- [EXERCISE] Transcribe all of the material below word for word and leave out its pictures.

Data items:
++++++++++++++++++++

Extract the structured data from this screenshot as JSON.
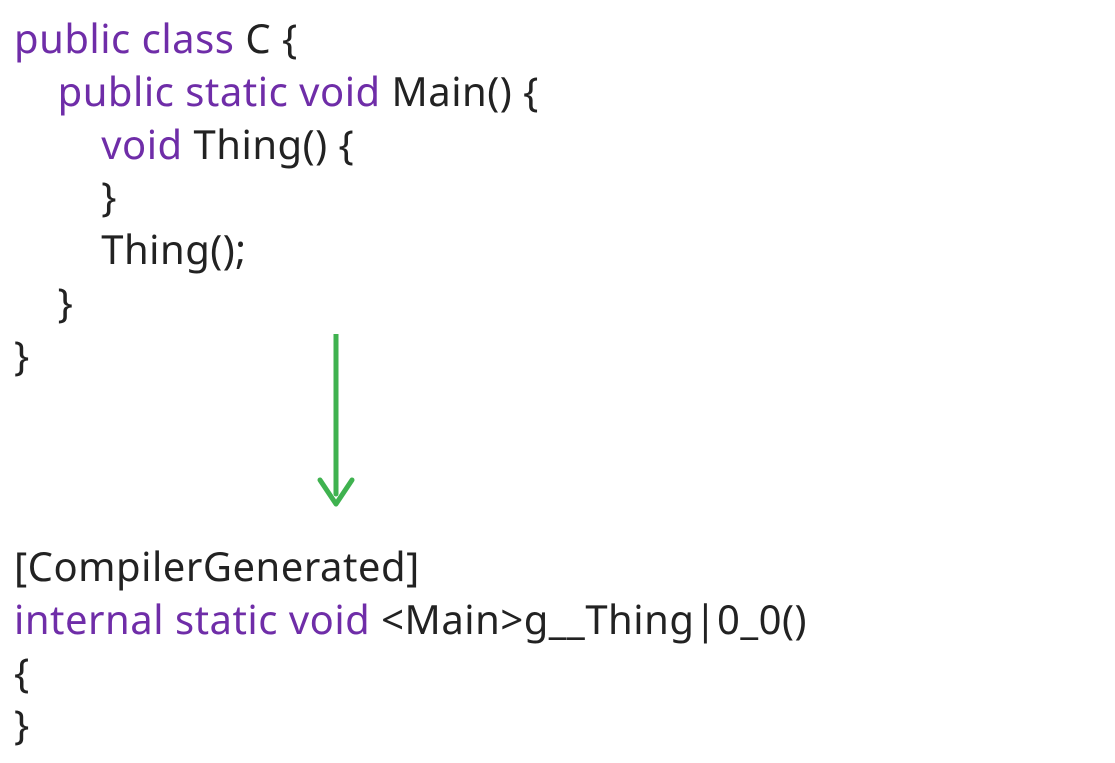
{
  "code": {
    "top": {
      "line1": {
        "kw": "public class",
        "rest": " C {"
      },
      "line2": {
        "indent": "    ",
        "kw": "public static void",
        "rest": " Main() {"
      },
      "line3": {
        "indent": "        ",
        "kw": "void",
        "rest": " Thing() {"
      },
      "line4": {
        "text": "        }"
      },
      "line5": {
        "text": "        Thing();"
      },
      "line6": {
        "text": "    }"
      },
      "line7": {
        "text": "}"
      }
    },
    "bottom": {
      "line1": {
        "text": "[CompilerGenerated]"
      },
      "line2": {
        "kw": "internal static void",
        "rest": " <Main>g__Thing|0_0()"
      },
      "line3": {
        "text": "{"
      },
      "line4": {
        "text": "}"
      }
    }
  },
  "arrow": {
    "color": "#3fb24f"
  }
}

++++++++++++++++++++

- [EXERCISE RESULT]
Extract the structured data from this screenshot as JSON.
{
  "code": {
    "top": {
      "line1": {
        "kw": "public class",
        "rest": " C {"
      },
      "line2": {
        "indent": "    ",
        "kw": "public static void",
        "rest": " Main() {"
      },
      "line3": {
        "indent": "        ",
        "kw": "void",
        "rest": " Thing() {"
      },
      "line4": {
        "text": "        }"
      },
      "line5": {
        "text": "        Thing();"
      },
      "line6": {
        "text": "    }"
      },
      "line7": {
        "text": "}"
      }
    },
    "bottom": {
      "line1": {
        "text": "[CompilerGenerated]"
      },
      "line2": {
        "kw": "internal static void",
        "rest": " <Main>g__Thing|0_0()"
      },
      "line3": {
        "text": "{"
      },
      "line4": {
        "text": "}"
      }
    }
  },
  "arrow": {
    "color": "#3fb24f"
  }
}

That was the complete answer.